-- START --

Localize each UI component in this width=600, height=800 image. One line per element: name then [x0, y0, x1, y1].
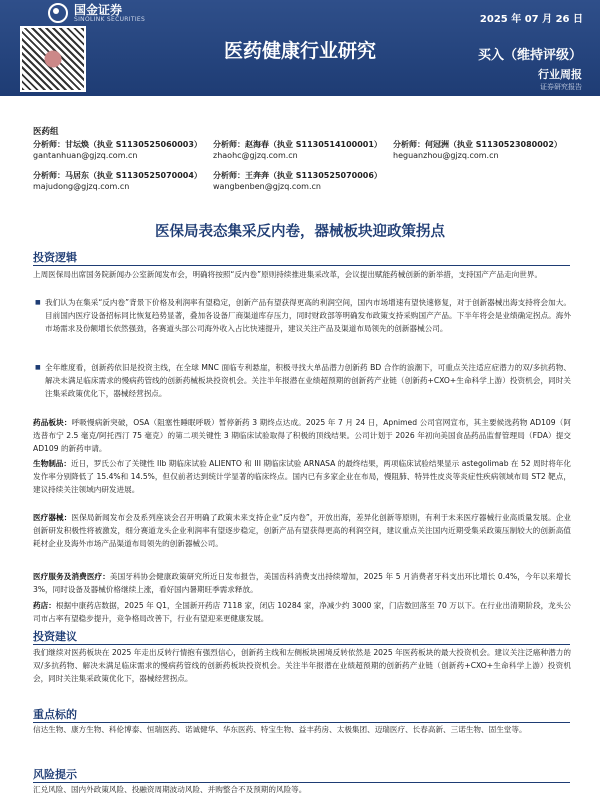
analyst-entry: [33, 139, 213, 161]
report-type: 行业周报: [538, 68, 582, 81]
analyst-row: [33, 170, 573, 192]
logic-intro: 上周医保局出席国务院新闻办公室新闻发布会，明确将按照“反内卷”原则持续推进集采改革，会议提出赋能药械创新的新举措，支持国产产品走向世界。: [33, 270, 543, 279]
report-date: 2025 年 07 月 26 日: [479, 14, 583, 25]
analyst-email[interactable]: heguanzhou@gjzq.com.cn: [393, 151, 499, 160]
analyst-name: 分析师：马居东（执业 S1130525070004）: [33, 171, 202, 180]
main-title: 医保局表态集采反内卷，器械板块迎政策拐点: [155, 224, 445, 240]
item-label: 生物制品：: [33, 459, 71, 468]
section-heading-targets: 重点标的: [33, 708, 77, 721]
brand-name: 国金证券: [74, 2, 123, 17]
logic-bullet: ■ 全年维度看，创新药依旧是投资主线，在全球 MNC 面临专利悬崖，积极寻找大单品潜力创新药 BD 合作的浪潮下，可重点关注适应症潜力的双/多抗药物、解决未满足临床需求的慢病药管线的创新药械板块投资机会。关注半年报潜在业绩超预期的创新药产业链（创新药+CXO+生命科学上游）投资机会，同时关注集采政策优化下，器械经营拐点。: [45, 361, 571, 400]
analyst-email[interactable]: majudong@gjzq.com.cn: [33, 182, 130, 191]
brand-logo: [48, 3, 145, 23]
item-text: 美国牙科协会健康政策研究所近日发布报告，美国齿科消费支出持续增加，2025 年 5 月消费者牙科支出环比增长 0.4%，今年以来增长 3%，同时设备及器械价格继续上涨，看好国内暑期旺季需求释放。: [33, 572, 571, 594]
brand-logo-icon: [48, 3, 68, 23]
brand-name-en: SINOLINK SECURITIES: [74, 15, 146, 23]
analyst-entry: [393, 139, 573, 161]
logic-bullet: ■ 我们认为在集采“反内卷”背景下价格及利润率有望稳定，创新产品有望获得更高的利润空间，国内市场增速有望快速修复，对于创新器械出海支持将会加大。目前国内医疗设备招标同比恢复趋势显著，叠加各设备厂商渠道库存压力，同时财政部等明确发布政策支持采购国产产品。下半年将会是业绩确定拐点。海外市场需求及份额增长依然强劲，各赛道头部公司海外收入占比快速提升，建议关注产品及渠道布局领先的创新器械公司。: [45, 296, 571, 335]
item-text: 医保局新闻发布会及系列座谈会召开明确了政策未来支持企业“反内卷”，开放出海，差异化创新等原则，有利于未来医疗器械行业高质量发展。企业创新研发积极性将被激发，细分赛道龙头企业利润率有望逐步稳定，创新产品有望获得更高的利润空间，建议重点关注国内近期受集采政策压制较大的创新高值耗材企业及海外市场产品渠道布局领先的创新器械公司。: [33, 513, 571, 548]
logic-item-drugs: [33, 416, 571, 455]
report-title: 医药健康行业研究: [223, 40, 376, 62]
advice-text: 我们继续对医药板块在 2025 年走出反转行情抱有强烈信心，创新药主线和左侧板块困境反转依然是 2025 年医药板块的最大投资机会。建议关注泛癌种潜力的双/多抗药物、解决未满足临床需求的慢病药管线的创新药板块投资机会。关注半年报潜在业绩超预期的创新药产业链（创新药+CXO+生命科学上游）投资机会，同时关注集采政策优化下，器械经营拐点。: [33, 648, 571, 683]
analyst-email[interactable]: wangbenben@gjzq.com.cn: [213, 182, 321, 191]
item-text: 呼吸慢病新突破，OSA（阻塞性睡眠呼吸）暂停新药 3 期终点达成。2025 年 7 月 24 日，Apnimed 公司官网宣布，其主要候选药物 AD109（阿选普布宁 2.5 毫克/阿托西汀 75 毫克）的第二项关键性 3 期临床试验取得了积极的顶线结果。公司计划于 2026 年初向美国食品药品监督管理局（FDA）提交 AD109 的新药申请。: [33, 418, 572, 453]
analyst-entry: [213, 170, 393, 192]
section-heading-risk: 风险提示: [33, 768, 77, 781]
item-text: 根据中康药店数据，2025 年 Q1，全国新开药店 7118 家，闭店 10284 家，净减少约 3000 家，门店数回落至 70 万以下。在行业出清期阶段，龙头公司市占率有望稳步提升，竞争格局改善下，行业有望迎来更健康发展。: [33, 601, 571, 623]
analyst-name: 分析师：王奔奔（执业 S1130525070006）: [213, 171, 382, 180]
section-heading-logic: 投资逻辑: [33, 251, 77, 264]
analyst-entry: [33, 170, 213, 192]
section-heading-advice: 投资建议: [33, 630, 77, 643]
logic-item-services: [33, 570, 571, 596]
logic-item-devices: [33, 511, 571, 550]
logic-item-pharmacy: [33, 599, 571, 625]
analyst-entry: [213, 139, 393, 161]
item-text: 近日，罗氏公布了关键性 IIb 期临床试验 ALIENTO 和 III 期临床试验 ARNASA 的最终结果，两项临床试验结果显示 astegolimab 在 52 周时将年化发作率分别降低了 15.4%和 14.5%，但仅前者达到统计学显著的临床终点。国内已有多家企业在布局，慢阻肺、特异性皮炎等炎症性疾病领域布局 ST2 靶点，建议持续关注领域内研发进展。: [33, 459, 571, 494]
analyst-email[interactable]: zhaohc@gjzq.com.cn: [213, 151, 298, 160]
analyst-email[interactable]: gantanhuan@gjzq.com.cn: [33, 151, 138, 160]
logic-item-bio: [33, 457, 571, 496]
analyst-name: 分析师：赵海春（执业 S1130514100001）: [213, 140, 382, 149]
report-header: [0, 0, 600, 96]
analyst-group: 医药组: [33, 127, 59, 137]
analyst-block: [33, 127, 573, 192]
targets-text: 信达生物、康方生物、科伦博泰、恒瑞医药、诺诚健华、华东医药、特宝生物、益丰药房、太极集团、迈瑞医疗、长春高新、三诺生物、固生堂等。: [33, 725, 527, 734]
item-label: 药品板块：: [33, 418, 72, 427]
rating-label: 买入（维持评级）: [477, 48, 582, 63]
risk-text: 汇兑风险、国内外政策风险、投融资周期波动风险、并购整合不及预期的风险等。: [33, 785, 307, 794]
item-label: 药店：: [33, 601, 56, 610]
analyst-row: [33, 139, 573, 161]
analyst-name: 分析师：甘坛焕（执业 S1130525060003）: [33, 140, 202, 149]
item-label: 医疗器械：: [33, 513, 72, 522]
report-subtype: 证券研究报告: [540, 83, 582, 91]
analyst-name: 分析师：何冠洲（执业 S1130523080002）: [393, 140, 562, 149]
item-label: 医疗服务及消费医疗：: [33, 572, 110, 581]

-- END --
-- START --

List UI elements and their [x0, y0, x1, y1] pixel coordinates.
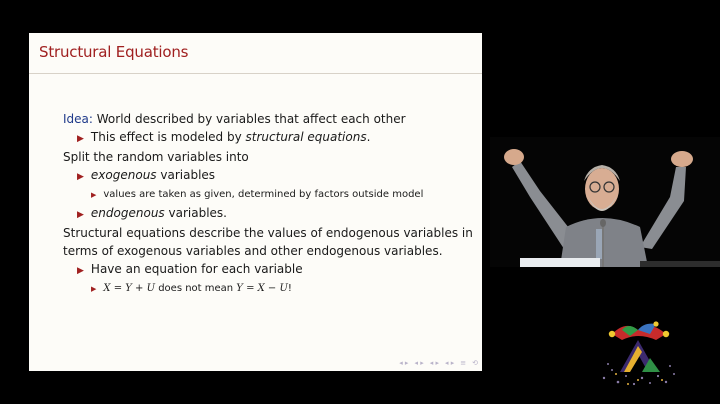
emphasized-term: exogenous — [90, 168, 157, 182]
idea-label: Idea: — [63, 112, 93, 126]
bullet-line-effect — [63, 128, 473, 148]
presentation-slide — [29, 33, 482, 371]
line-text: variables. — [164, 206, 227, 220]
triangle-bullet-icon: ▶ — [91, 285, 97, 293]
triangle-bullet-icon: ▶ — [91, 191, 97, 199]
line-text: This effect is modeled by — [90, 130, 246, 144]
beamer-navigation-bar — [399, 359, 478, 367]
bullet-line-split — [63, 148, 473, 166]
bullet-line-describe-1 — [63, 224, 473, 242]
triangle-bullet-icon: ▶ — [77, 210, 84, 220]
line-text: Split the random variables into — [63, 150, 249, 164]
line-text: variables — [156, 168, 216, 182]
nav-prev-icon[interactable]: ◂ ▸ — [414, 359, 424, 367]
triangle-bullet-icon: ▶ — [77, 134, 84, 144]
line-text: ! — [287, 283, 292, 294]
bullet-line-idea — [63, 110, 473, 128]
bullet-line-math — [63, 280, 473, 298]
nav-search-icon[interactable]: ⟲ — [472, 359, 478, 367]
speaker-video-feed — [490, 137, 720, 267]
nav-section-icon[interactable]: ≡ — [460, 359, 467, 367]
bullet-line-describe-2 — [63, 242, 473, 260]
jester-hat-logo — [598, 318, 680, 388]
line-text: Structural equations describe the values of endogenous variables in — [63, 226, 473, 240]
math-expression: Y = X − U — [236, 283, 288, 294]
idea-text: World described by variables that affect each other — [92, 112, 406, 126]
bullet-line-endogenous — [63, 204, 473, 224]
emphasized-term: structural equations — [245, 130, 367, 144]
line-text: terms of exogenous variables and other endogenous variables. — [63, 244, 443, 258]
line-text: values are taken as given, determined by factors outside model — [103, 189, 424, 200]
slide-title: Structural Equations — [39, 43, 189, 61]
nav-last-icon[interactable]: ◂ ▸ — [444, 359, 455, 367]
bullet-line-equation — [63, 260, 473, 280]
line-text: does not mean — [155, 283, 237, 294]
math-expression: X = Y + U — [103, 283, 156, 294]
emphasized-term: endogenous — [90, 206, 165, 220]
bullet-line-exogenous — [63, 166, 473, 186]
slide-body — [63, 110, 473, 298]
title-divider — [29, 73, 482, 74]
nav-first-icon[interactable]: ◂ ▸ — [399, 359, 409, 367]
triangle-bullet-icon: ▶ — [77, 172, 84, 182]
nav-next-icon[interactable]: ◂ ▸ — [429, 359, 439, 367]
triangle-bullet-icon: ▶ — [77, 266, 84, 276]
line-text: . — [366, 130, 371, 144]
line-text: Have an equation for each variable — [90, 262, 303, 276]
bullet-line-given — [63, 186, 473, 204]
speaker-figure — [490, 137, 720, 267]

-- END --

▸ INSTRUCTIONS FOR THE TASK
Starting with the line that contains "analyst-entry: [33, 139, 213, 161]" and continuing through the line that contains "report-date: 2025 年", repeat those entries word for word, including both end lines.

▸ CORRECT RESPONSE
analyst-entry: [33, 139, 213, 161]
report-type: 行业周报: [538, 68, 582, 81]
analyst-row: [33, 170, 573, 192]
logic-intro: 上周医保局出席国务院新闻办公室新闻发布会，明确将按照“反内卷”原则持续推进集采改革，会议提出赋能药械创新的新举措，支持国产产品走向世界。: [33, 270, 543, 279]
report-date: 2025 年 07 月 26 日: [479, 14, 583, 25]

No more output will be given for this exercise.